>> START DATA EXTRACT

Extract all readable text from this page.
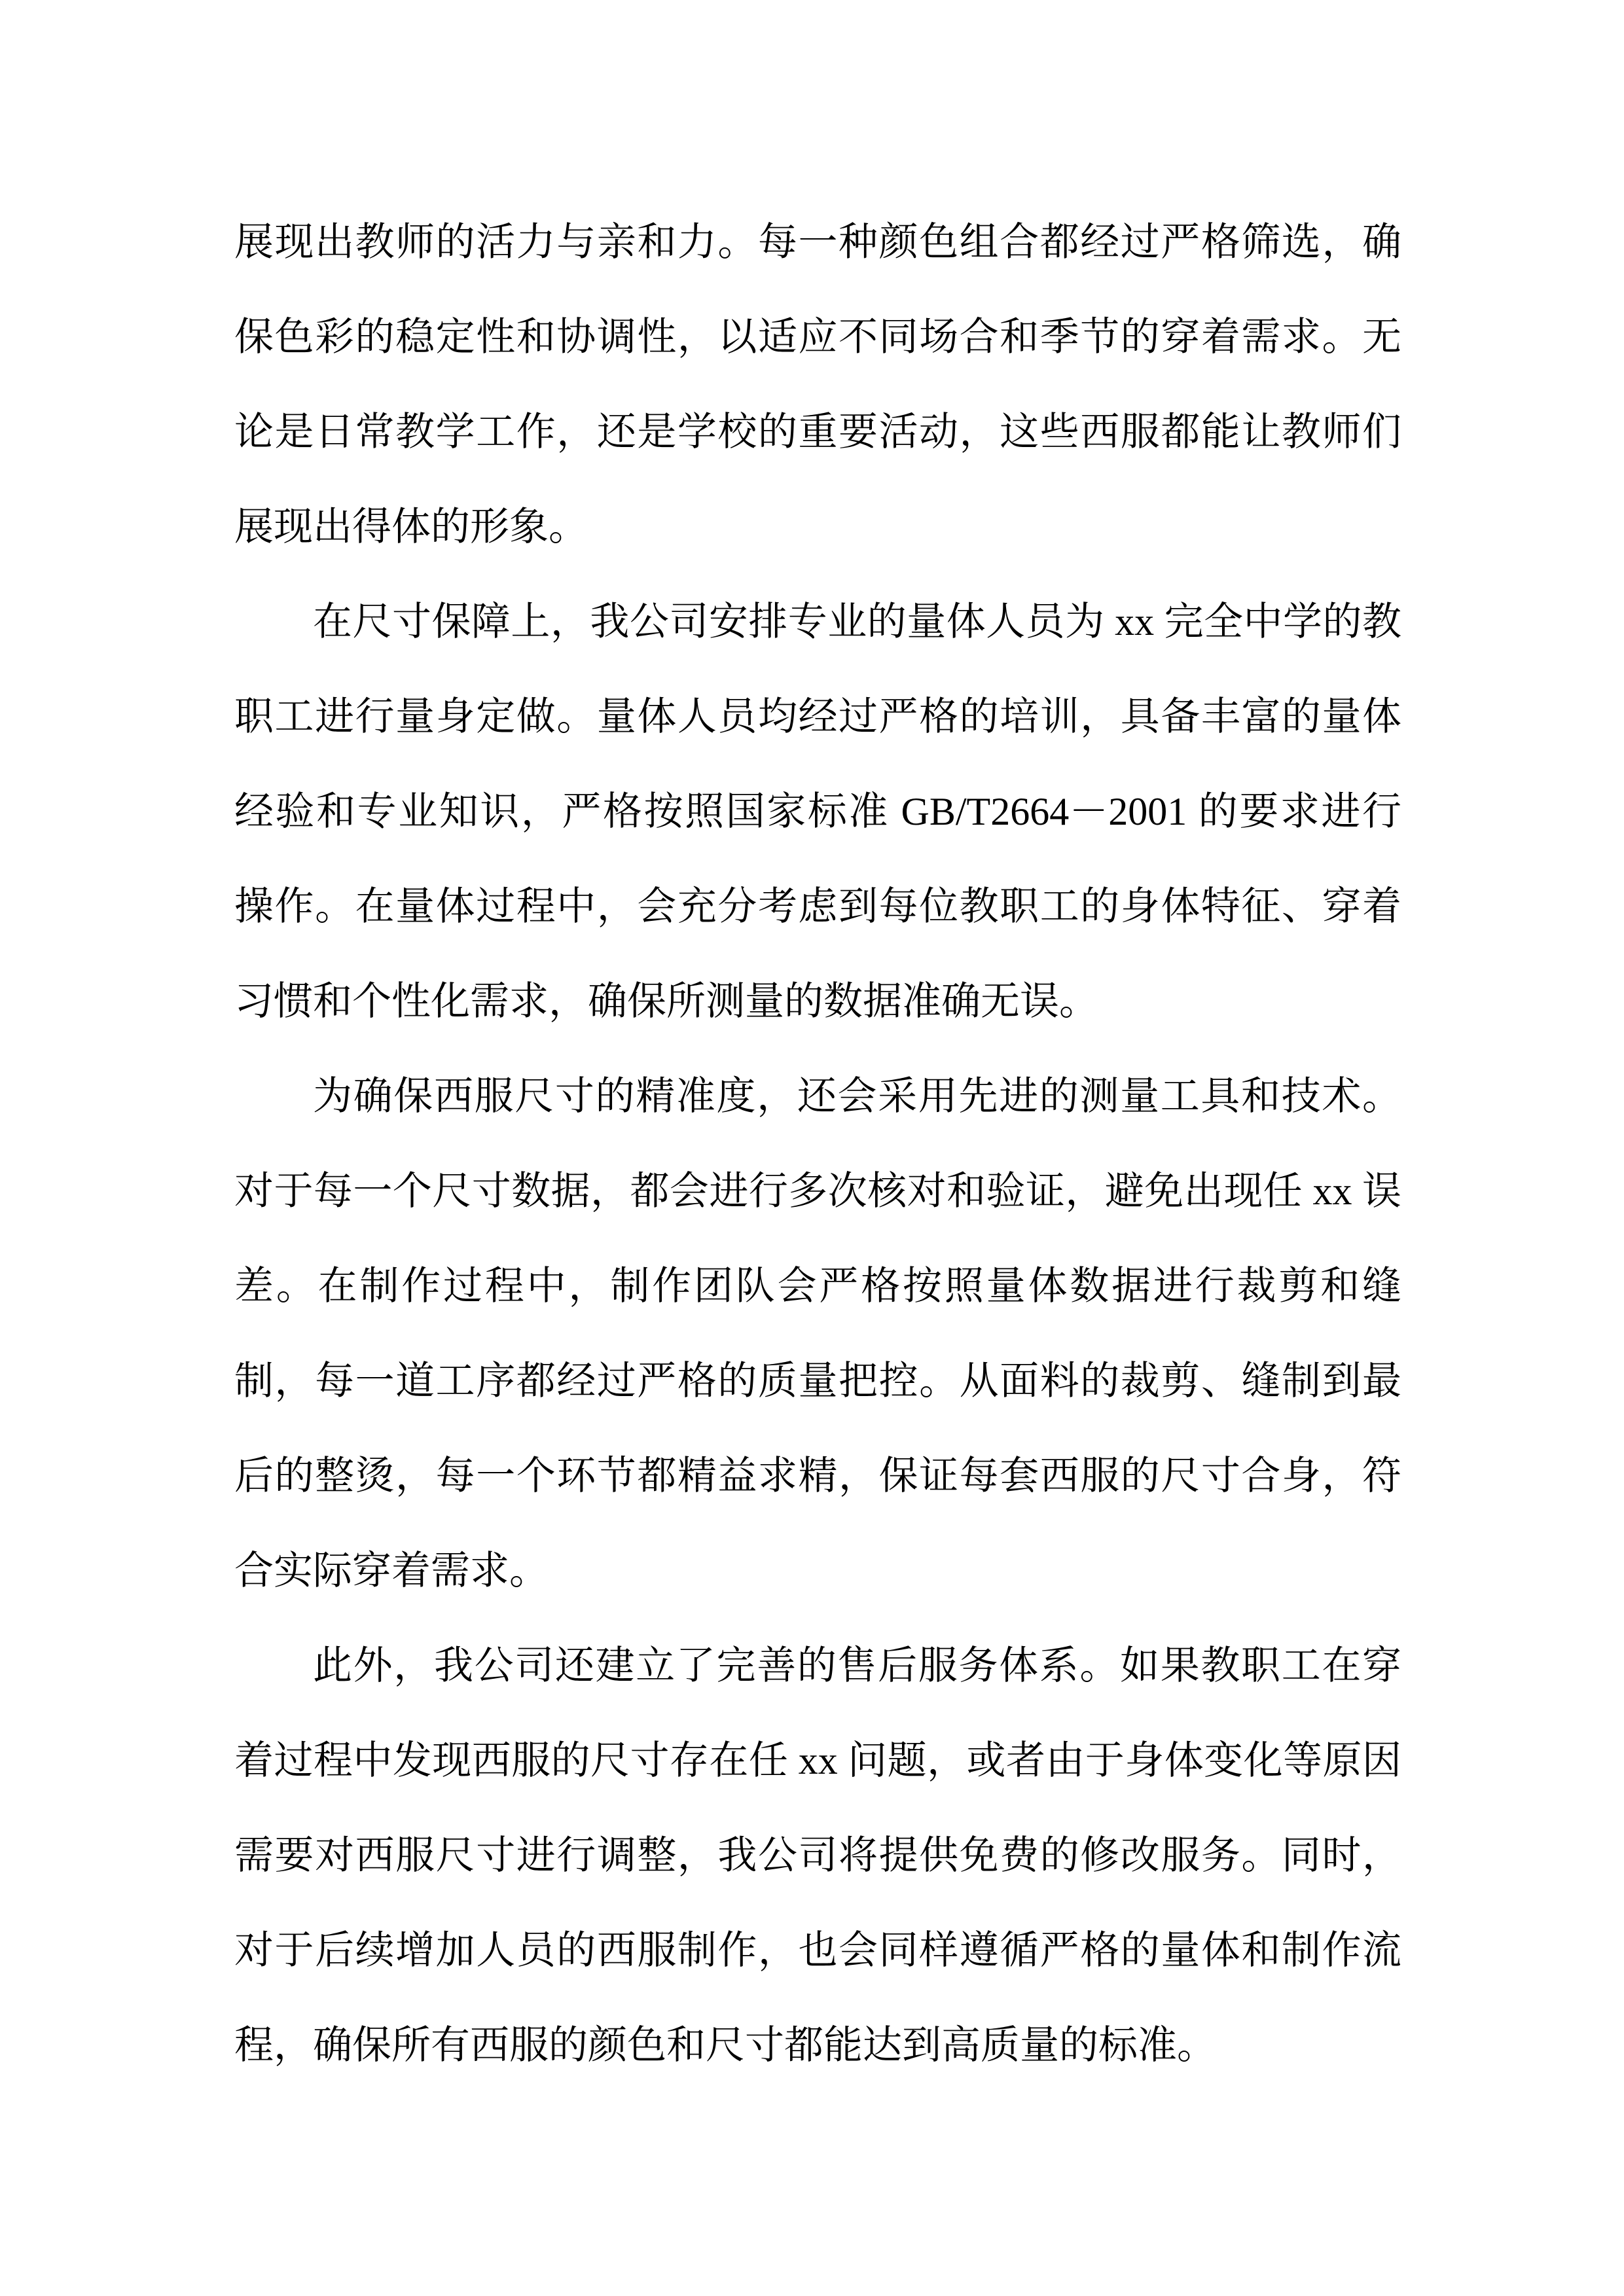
展现出教师的活力与亲和力。每一种颜色组合都经过严格筛选，确保色彩的稳定性和协调性，以适应不同场合和季节的穿着需求。无论是日常教学工作，还是学校的重要活动，这些西服都能让教师们展现出得体的形象。

在尺寸保障上，我公司安排专业的量体人员为 xx 完全中学的教职工进行量身定做。量体人员均经过严格的培训，具备丰富的量体经验和专业知识，严格按照国家标准 GB/T2664－2001 的要求进行操作。在量体过程中，会充分考虑到每位教职工的身体特征、穿着习惯和个性化需求，确保所测量的数据准确无误。

为确保西服尺寸的精准度，还会采用先进的测量工具和技术。对于每一个尺寸数据，都会进行多次核对和验证，避免出现任 xx 误差。在制作过程中，制作团队会严格按照量体数据进行裁剪和缝制，每一道工序都经过严格的质量把控。从面料的裁剪、缝制到最后的整烫，每一个环节都精益求精，保证每套西服的尺寸合身，符合实际穿着需求。

此外，我公司还建立了完善的售后服务体系。如果教职工在穿着过程中发现西服的尺寸存在任 xx 问题，或者由于身体变化等原因需要对西服尺寸进行调整，我公司将提供免费的修改服务。同时，对于后续增加人员的西服制作，也会同样遵循严格的量体和制作流程，确保所有西服的颜色和尺寸都能达到高质量的标准。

>> END DATA EXTRACT

§ **STATED GOAL**
Working from the material above, transcribe it exactly while omitting pictures.

§ **TASK SOLUTION**
Extract all readable text from this page.
展现出教师的活力与亲和力。每一种颜色组合都经过严格筛选，确保色彩的稳定性和协调性，以适应不同场合和季节的穿着需求。无论是日常教学工作，还是学校的重要活动，这些西服都能让教师们展现出得体的形象。

在尺寸保障上，我公司安排专业的量体人员为 xx 完全中学的教职工进行量身定做。量体人员均经过严格的培训，具备丰富的量体经验和专业知识，严格按照国家标准 GB/T2664－2001 的要求进行操作。在量体过程中，会充分考虑到每位教职工的身体特征、穿着习惯和个性化需求，确保所测量的数据准确无误。

为确保西服尺寸的精准度，还会采用先进的测量工具和技术。对于每一个尺寸数据，都会进行多次核对和验证，避免出现任 xx 误差。在制作过程中，制作团队会严格按照量体数据进行裁剪和缝制，每一道工序都经过严格的质量把控。从面料的裁剪、缝制到最后的整烫，每一个环节都精益求精，保证每套西服的尺寸合身，符合实际穿着需求。

此外，我公司还建立了完善的售后服务体系。如果教职工在穿着过程中发现西服的尺寸存在任 xx 问题，或者由于身体变化等原因需要对西服尺寸进行调整，我公司将提供免费的修改服务。同时，对于后续增加人员的西服制作，也会同样遵循严格的量体和制作流程，确保所有西服的颜色和尺寸都能达到高质量的标准。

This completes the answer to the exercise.